-- WHAT TO WORK ON --
Go through the entries below and collect each line with the string "Bóna" in it.

··· RECORDS PROVIDED ···

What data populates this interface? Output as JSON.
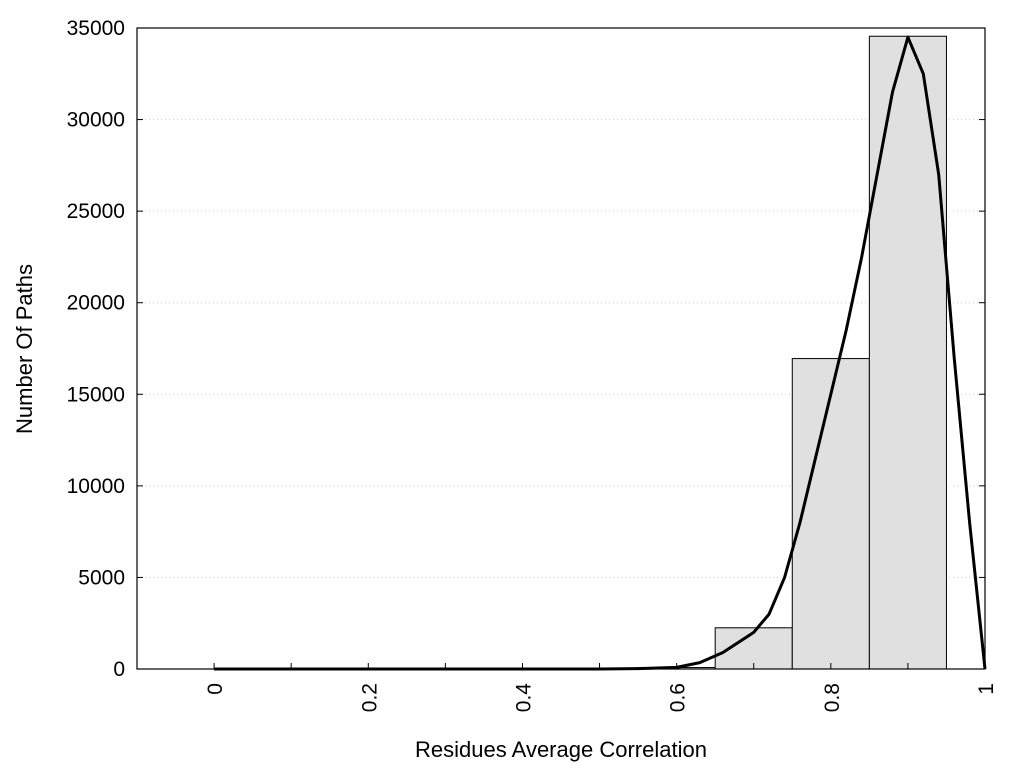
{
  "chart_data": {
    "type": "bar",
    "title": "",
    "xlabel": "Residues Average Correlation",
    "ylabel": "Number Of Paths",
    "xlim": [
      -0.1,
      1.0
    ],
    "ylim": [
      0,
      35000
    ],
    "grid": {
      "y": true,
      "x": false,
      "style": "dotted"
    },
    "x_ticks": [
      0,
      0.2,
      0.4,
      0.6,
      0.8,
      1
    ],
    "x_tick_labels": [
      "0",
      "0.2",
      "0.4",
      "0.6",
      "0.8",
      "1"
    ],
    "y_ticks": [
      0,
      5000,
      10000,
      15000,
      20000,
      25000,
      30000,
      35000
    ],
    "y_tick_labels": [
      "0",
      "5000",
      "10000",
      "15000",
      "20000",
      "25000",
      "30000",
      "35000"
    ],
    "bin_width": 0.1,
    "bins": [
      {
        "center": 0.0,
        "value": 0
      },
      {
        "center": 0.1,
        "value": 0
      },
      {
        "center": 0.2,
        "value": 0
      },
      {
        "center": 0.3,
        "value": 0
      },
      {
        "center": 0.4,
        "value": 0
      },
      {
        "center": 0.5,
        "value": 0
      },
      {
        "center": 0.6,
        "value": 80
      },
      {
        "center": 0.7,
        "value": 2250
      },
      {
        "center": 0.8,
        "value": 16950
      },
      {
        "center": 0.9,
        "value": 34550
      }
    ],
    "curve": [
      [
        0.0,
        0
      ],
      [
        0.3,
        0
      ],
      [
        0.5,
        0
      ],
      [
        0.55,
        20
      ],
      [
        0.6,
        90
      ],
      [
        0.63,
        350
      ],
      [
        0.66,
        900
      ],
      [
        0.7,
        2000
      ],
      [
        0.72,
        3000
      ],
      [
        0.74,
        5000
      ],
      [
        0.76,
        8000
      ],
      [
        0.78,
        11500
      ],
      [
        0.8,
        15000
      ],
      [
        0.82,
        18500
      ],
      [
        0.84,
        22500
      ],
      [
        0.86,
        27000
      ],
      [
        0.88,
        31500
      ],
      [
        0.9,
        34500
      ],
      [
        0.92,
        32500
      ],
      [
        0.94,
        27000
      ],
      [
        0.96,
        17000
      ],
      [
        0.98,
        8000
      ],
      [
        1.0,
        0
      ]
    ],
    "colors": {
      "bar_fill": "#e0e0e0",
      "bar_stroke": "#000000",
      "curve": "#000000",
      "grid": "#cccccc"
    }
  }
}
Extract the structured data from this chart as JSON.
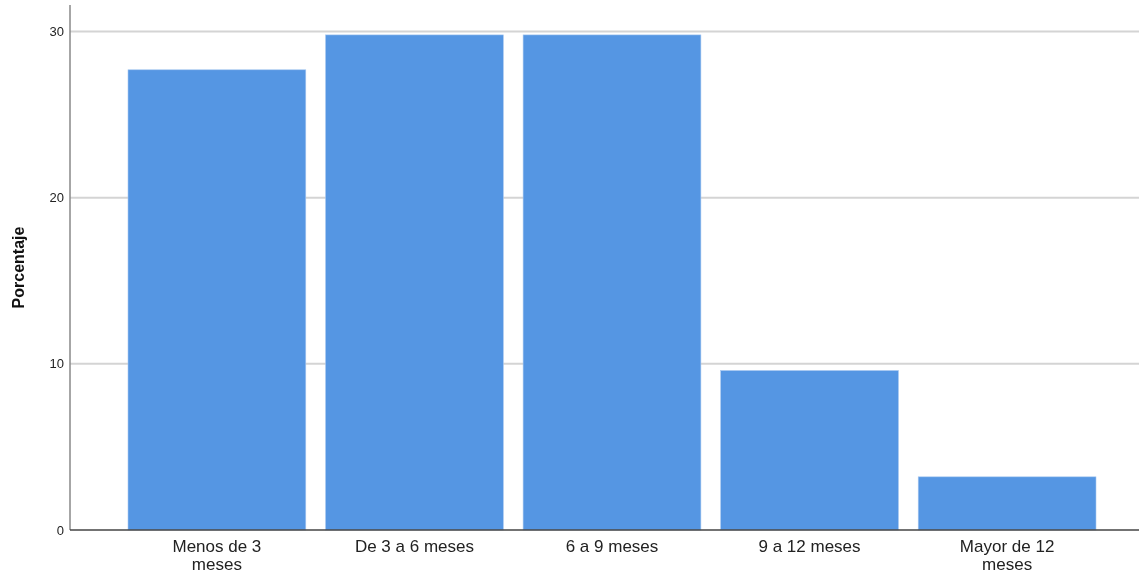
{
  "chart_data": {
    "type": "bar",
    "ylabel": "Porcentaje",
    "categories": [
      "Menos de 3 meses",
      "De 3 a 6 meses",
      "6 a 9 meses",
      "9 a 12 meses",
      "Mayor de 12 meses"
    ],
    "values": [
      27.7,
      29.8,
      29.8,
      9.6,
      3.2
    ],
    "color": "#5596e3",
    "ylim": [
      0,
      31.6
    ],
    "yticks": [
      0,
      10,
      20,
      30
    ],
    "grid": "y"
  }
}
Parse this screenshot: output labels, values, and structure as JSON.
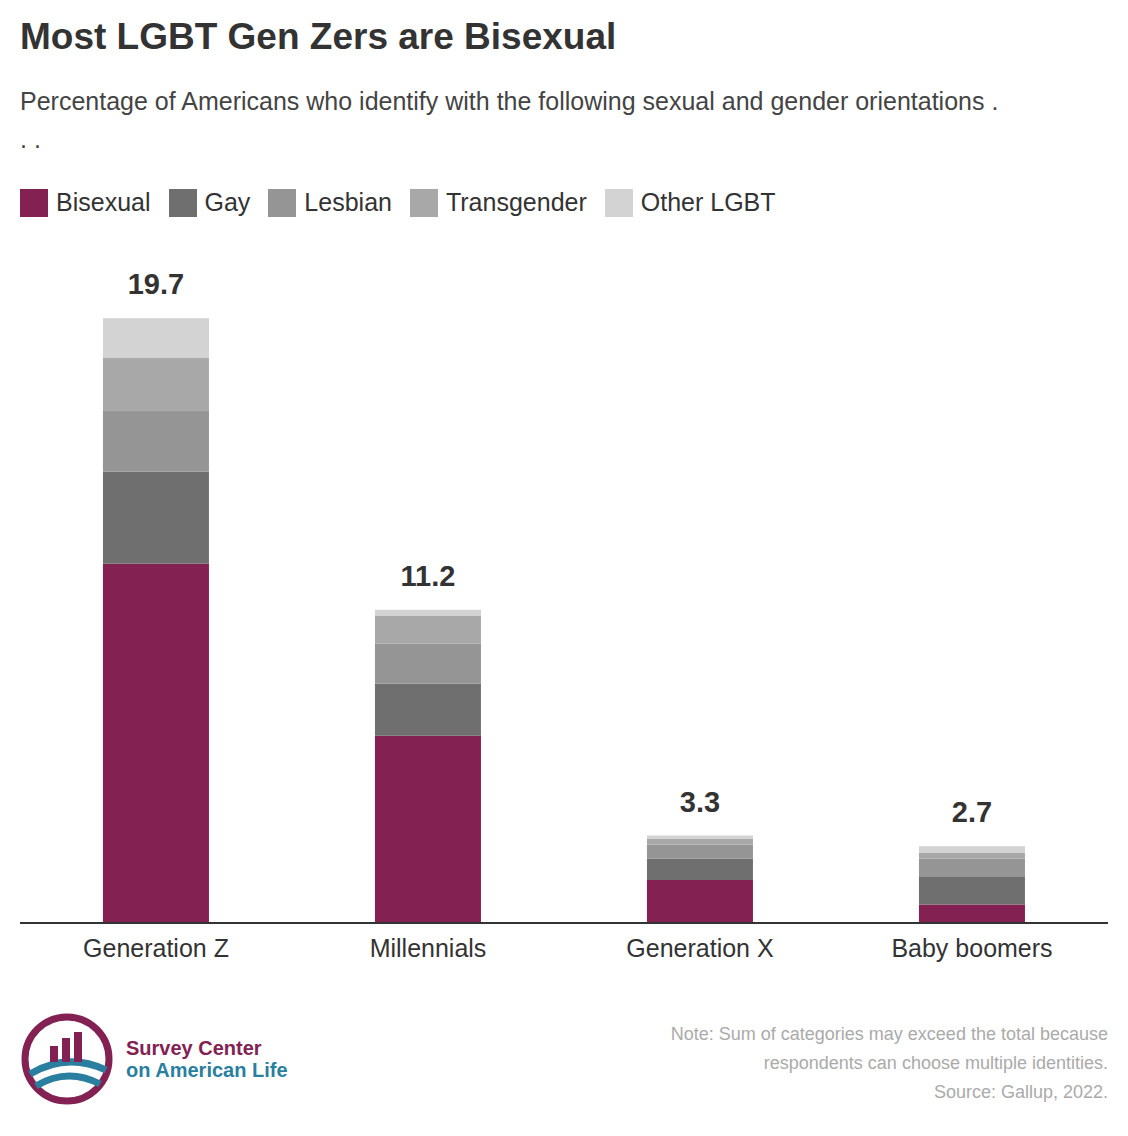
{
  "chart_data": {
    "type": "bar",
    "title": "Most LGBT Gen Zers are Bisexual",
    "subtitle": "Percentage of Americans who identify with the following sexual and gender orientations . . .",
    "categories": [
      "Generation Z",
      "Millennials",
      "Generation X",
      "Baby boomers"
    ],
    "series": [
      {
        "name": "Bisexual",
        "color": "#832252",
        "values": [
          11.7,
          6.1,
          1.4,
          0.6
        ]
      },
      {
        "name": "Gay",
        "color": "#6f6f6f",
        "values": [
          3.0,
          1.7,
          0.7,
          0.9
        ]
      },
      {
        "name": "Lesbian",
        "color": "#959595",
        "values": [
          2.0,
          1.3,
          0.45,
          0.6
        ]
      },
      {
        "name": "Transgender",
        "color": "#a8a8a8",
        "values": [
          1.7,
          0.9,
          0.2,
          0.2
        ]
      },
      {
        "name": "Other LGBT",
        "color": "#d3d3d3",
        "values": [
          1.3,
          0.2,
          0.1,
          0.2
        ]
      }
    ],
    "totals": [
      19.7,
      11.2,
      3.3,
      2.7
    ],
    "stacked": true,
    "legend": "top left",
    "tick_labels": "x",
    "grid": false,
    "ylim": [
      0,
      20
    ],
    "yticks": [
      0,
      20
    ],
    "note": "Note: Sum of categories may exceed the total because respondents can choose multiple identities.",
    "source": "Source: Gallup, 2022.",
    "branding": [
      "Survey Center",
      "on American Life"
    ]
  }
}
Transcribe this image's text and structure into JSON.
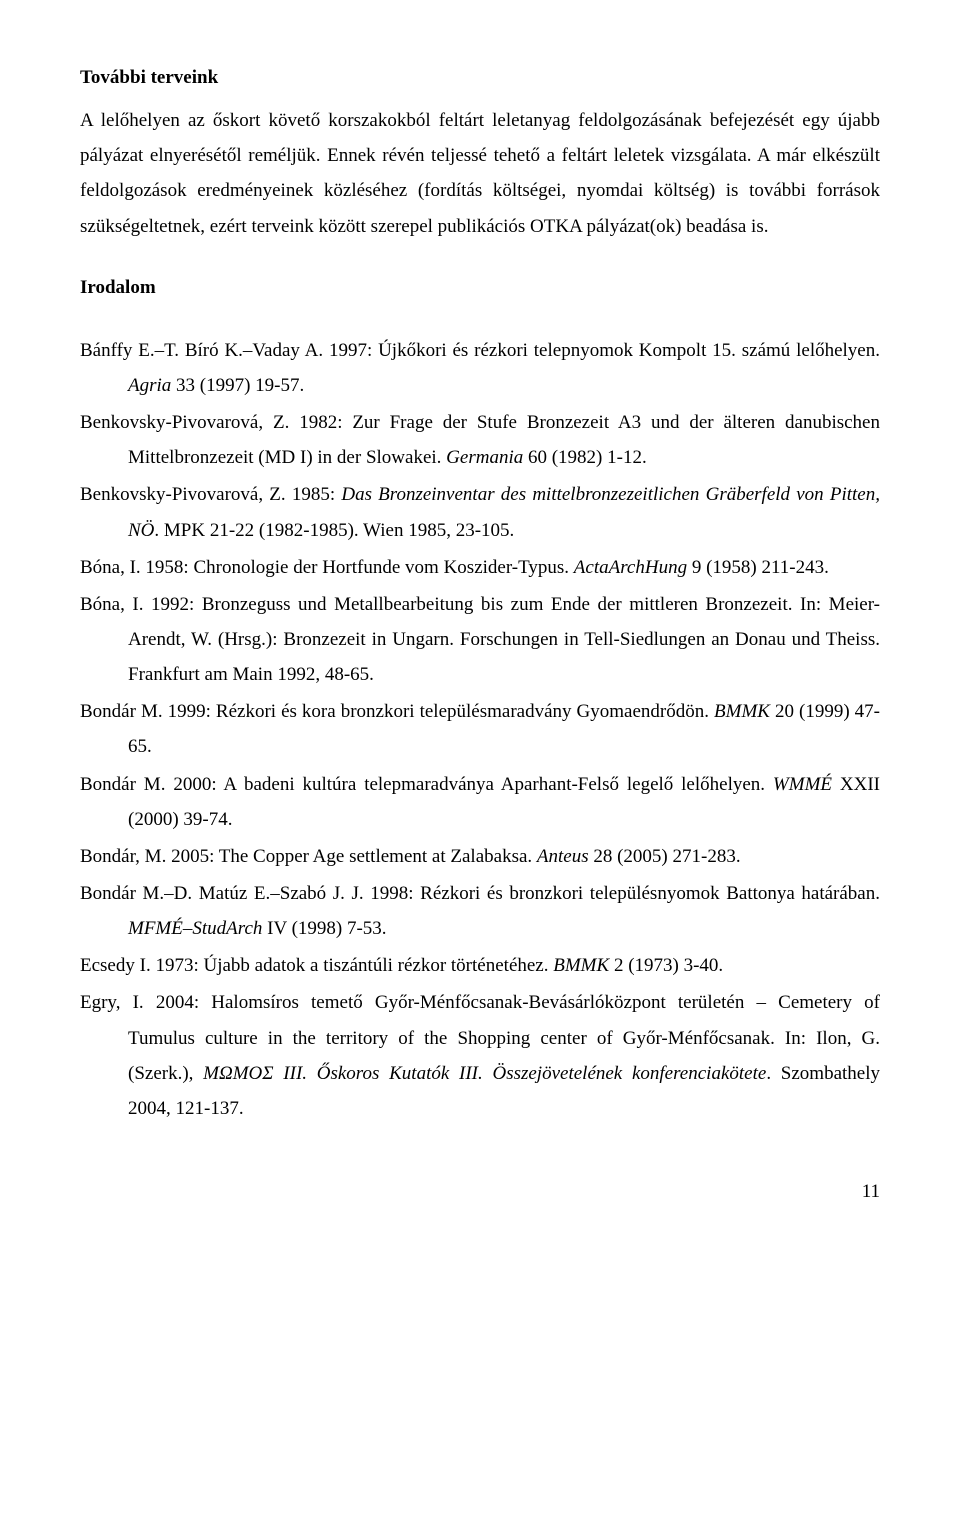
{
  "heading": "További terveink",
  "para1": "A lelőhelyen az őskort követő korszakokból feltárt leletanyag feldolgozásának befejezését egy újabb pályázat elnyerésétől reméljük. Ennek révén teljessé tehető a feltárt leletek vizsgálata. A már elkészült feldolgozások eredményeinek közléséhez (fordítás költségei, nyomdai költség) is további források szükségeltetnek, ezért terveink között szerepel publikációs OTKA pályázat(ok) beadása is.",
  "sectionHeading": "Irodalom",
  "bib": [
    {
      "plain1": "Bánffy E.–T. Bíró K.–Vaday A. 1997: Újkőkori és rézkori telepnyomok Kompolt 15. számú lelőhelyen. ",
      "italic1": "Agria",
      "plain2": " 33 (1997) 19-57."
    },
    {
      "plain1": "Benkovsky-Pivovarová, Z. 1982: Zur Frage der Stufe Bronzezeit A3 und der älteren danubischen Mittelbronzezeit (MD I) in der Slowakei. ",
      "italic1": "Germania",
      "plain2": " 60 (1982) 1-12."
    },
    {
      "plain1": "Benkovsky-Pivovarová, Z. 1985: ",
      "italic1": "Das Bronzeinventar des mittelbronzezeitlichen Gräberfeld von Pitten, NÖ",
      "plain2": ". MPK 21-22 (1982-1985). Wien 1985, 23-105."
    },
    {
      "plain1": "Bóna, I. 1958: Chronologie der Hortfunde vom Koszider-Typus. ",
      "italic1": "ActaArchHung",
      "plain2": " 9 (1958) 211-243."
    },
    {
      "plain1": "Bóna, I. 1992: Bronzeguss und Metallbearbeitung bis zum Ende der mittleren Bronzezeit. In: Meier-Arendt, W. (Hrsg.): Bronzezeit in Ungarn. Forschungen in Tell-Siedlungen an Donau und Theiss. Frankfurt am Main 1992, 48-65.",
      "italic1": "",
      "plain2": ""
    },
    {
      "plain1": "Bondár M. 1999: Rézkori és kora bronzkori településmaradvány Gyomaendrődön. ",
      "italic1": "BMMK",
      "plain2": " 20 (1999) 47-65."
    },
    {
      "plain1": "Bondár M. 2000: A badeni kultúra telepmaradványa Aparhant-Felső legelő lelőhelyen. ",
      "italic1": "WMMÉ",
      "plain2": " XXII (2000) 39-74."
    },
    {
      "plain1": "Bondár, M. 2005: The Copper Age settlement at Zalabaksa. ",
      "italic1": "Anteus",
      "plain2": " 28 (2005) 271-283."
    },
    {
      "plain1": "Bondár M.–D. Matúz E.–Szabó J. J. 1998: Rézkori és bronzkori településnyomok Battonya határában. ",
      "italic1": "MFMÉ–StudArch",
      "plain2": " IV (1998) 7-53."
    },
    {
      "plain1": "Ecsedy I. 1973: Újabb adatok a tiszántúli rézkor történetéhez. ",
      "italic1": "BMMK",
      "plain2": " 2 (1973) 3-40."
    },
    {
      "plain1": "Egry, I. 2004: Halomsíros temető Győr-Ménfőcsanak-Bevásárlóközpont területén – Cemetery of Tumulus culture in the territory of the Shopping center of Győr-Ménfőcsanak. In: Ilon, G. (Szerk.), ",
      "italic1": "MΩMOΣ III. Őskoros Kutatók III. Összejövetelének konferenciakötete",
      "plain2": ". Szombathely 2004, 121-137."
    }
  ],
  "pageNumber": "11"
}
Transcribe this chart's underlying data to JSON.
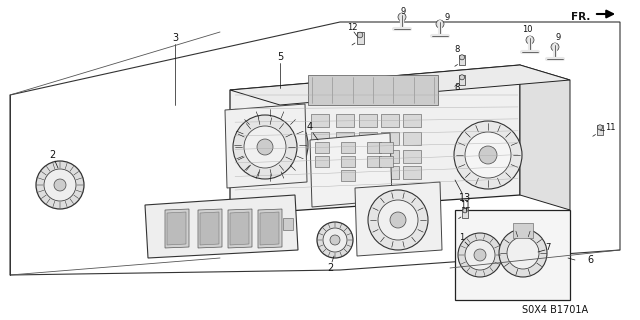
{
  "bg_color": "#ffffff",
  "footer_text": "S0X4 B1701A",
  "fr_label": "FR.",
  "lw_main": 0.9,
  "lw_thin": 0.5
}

···

-- CORRECT OUTPUT --
      "plain1": "Bóna, I. 1958: Chronologie der Hortfunde vom Koszider-Typus. ",
      "plain1": "Bóna, I. 1992: Bronzeguss und Metallbearbeitung bis zum Ende der mittleren Bronzezeit. In: Meier-Arendt, W. (Hrsg.): Bronzezeit in Ungarn. Forschungen in Tell-Siedlungen an Donau und Theiss. Frankfurt am Main 1992, 48-65.",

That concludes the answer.